Write the next part of the beginner's Pandas tutorial below, starting right after its last sentence.

(SOURCE EXCERPT)

○ ○ ○ ○ ○

Very Basic Intro to Pandas

There are probably thousands of Pandas tutorials online, and many of them are presumably better than this one. With that said, it never hurts to have one more. This tutorial is aimed at people with little or no experience with Python and Pandas. Whenever I need to manipulate and analyze data in Python, I find myself doing the same few things over and over again. I have a couple of techniques that I fall back on, and those techniques can be used for just about everything. This guide introduces some basic concepts in Pandas, explains a few simple operations that frequently come up, and outlines two approaches that you might find useful. I assume you have Python set up and Pandas installed. If you don’t have Pandas installed, just go to the command line and type “pip install pandas” and you should be good. I also assume you know how to write and run a simple Python script.

Pandas Basics

Pandas is a Python library that provides data structures and data analysis tools. For our purposes, what matters is the DataFrame. It looks like this:

A B C D
0 4.0 E 0.1 2016-09-15
1 9.0 F 0.8 2017-03-22
2 1.0 G 9.0 2016-02-11

You can create a DataFrame with pd.DataFrame(). For example:

import pandas as pd

df = pd.DataFrame(np.random.randn(6, 4),
                  index=[0, 1, 2, 3, 4, 5],
                  columns=['A', 'B', 'C', 'D'])

The index= part is completely unnecessary here, as pandas will set the index starting at zero counting up. I simply included it here in case you want to create a different index in the future, say with dates. The resulting DataFrame looks like this:

A B C D
0 0.24 0.81 -1.84 -0.46
1 0.18 -0.23 -1.79 1.60
2 0.19 0.08 -1.50 0.25
3 -0.35 0.44 0.21 -0.71
4 0.39 -0.04 0.18 1.82
5 -0.44 0.07 0.74 -0.45

You won’t normally be creating DataFrames from scratch. Usually you will already have some data, and you will want to use Python to analyze it. Pandas can read a variety of different file formats, but for this tutorial I am going to use this CSV of UFO sightings data. Download the CSV and put it in the same directory where your Python code is. You can then load it into Pandas using the following code. For reference, I also show you how to write a DataFrame to a CSV.

○ ○ ○ ○ ○

(GIVEN DATA)
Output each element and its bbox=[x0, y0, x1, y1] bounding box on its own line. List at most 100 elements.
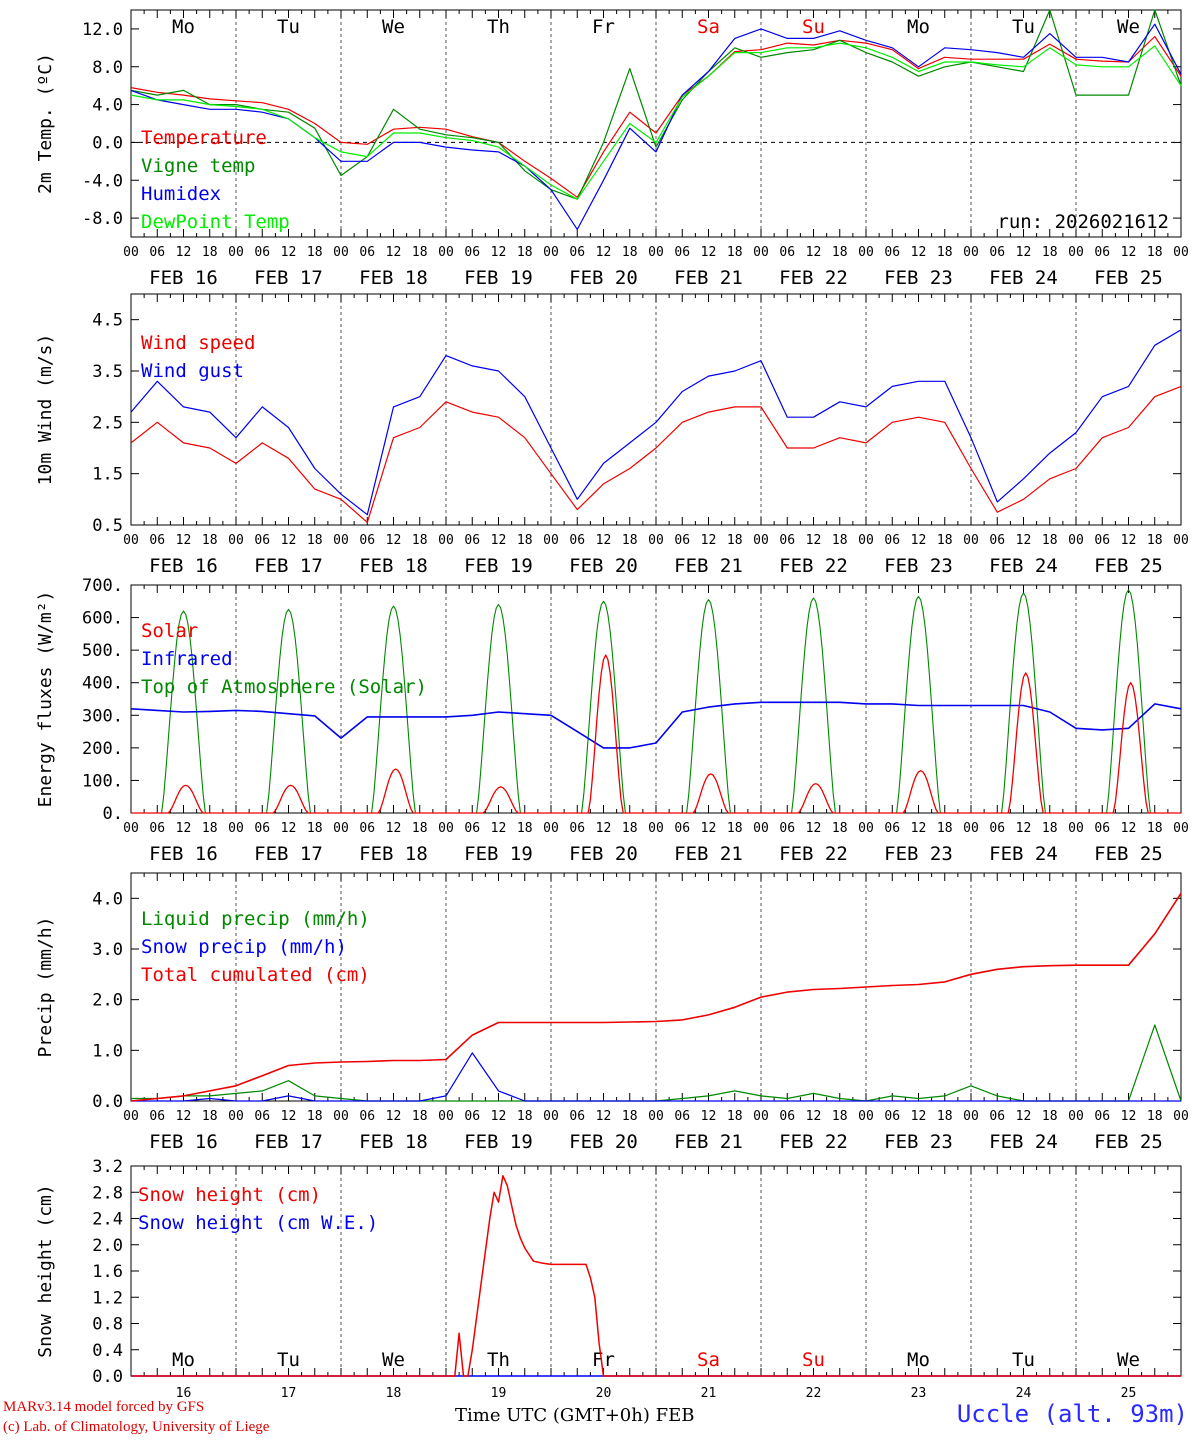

○ ○ ○ ○ ○

(THE REPLY)
import pandas as pd

# Read from csv
df = pd.read_csv('ufo.csv')
# Write to csv
df.to_csv('ufo.csv')

The DataFrame should now look like this:

city state country ... lat lng time
0 sanmarcos tx us ... 29.88 -97.94 20:30
1 lackland tx NaN ... 29.38 -98.58 21:00
... ... ... ... ... ... ... ...
79636 vienna va us ... 38.90 -77.26 22:20
79637 edmond ok us ... 35.65 -97.47 23:00

There are a number of columns that aren’t shown in the DataFrame above. These are: shape, seconds_seen, time_seen, description, and date. If you’re following along at home, take a second to look at the DataFrame and figure out what is in each column.

Groupby

There are three operations that I want to explain: groupby, pivot, and merge. These will take care of a lot of the data manipulation work that you’re interested in, so it is worth learning them. At the very least, it is helpful to know they exist. First is groupby, which is used to split data into groups, apply a function to each group, and combine the data. In short, you use a groupby to combine data according to some function. For this tutorial, I want to find out how many times each shape of UFO has appeared in each state in the US. I can do that with the following code:

df = df[df['country'] == 'us']
df = df.groupby(['state', 'shape'])['shape'].count()

In the first line I limit my data to UFO sightings in the US, although you can ignore that part for now, as I will return to it later. In the second line, I group the data by both state and shape, and then count the appearance of each shape. You don’t have to perform a count function on the data, though; you might, for example, be interested in the mean number of seconds each UFO is seen by shape and state:

df = df[df['country'] == 'us']
df = df.groupby(['state', 'shape'])['seconds_seen'].mean()

This returns a Series. I prefer to work with DataFrames, so underneath that code I would add:

df = df.to_frame()
df = df.reset_index()

This converts the Series to a DataFrame, and then resets the index, which converts the DataFrame into the format we are used to working with:

state shape seconds_seen
0 ak changing 5484.00
1 ak cigar 317.50
2 ak circle 1055.12
... ... ... ...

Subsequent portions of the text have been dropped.